>> start ITEMS

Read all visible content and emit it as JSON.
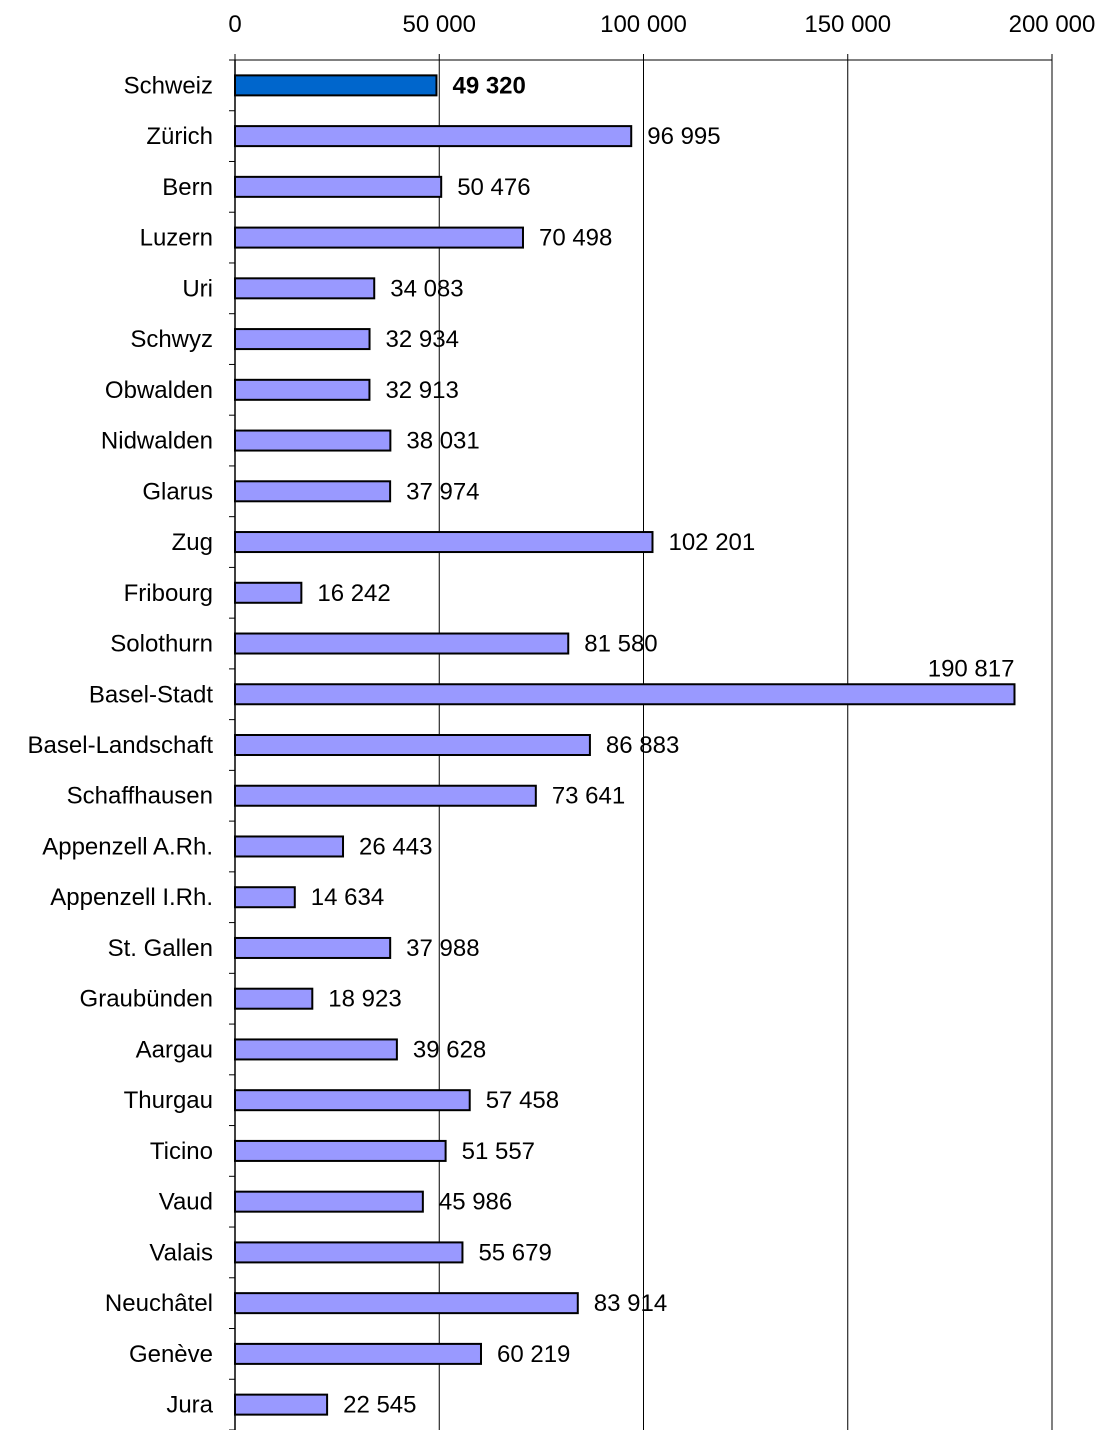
{
  "chart_data": {
    "type": "bar",
    "orientation": "horizontal",
    "title": "",
    "xlabel": "",
    "ylabel": "",
    "xlim": [
      0,
      200000
    ],
    "x_ticks": [
      0,
      50000,
      100000,
      150000,
      200000
    ],
    "x_tick_labels": [
      "0",
      "50 000",
      "100 000",
      "150 000",
      "200 000"
    ],
    "x_axis_position": "top",
    "grid": "vertical",
    "legend": "none",
    "categories": [
      "Schweiz",
      "Zürich",
      "Bern",
      "Luzern",
      "Uri",
      "Schwyz",
      "Obwalden",
      "Nidwalden",
      "Glarus",
      "Zug",
      "Fribourg",
      "Solothurn",
      "Basel-Stadt",
      "Basel-Landschaft",
      "Schaffhausen",
      "Appenzell A.Rh.",
      "Appenzell I.Rh.",
      "St. Gallen",
      "Graubünden",
      "Aargau",
      "Thurgau",
      "Ticino",
      "Vaud",
      "Valais",
      "Neuchâtel",
      "Genève",
      "Jura"
    ],
    "values": [
      49320,
      96995,
      50476,
      70498,
      34083,
      32934,
      32913,
      38031,
      37974,
      102201,
      16242,
      81580,
      190817,
      86883,
      73641,
      26443,
      14634,
      37988,
      18923,
      39628,
      57458,
      51557,
      45986,
      55679,
      83914,
      60219,
      22545
    ],
    "value_labels": [
      "49 320",
      "96 995",
      "50 476",
      "70 498",
      "34 083",
      "32 934",
      "32 913",
      "38 031",
      "37 974",
      "102 201",
      "16 242",
      "81 580",
      "190 817",
      "86 883",
      "73 641",
      "26 443",
      "14 634",
      "37 988",
      "18 923",
      "39 628",
      "57 458",
      "51 557",
      "45 986",
      "55 679",
      "83 914",
      "60 219",
      "22 545"
    ],
    "highlight_index": 0,
    "colors": {
      "bar": "#9999ff",
      "highlight_bar": "#0066cc",
      "bar_stroke": "#000000",
      "grid": "#000000",
      "axis": "#000000"
    }
  }
}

>> end ITEMS

GOAL: Please write out all the data again word for word, but not the pictures.

TASK OUTPUT:
Read all visible content and emit it as JSON.
{
  "chart_data": {
    "type": "bar",
    "orientation": "horizontal",
    "title": "",
    "xlabel": "",
    "ylabel": "",
    "xlim": [
      0,
      200000
    ],
    "x_ticks": [
      0,
      50000,
      100000,
      150000,
      200000
    ],
    "x_tick_labels": [
      "0",
      "50 000",
      "100 000",
      "150 000",
      "200 000"
    ],
    "x_axis_position": "top",
    "grid": "vertical",
    "legend": "none",
    "categories": [
      "Schweiz",
      "Zürich",
      "Bern",
      "Luzern",
      "Uri",
      "Schwyz",
      "Obwalden",
      "Nidwalden",
      "Glarus",
      "Zug",
      "Fribourg",
      "Solothurn",
      "Basel-Stadt",
      "Basel-Landschaft",
      "Schaffhausen",
      "Appenzell A.Rh.",
      "Appenzell I.Rh.",
      "St. Gallen",
      "Graubünden",
      "Aargau",
      "Thurgau",
      "Ticino",
      "Vaud",
      "Valais",
      "Neuchâtel",
      "Genève",
      "Jura"
    ],
    "values": [
      49320,
      96995,
      50476,
      70498,
      34083,
      32934,
      32913,
      38031,
      37974,
      102201,
      16242,
      81580,
      190817,
      86883,
      73641,
      26443,
      14634,
      37988,
      18923,
      39628,
      57458,
      51557,
      45986,
      55679,
      83914,
      60219,
      22545
    ],
    "value_labels": [
      "49 320",
      "96 995",
      "50 476",
      "70 498",
      "34 083",
      "32 934",
      "32 913",
      "38 031",
      "37 974",
      "102 201",
      "16 242",
      "81 580",
      "190 817",
      "86 883",
      "73 641",
      "26 443",
      "14 634",
      "37 988",
      "18 923",
      "39 628",
      "57 458",
      "51 557",
      "45 986",
      "55 679",
      "83 914",
      "60 219",
      "22 545"
    ],
    "highlight_index": 0,
    "colors": {
      "bar": "#9999ff",
      "highlight_bar": "#0066cc",
      "bar_stroke": "#000000",
      "grid": "#000000",
      "axis": "#000000"
    }
  }
}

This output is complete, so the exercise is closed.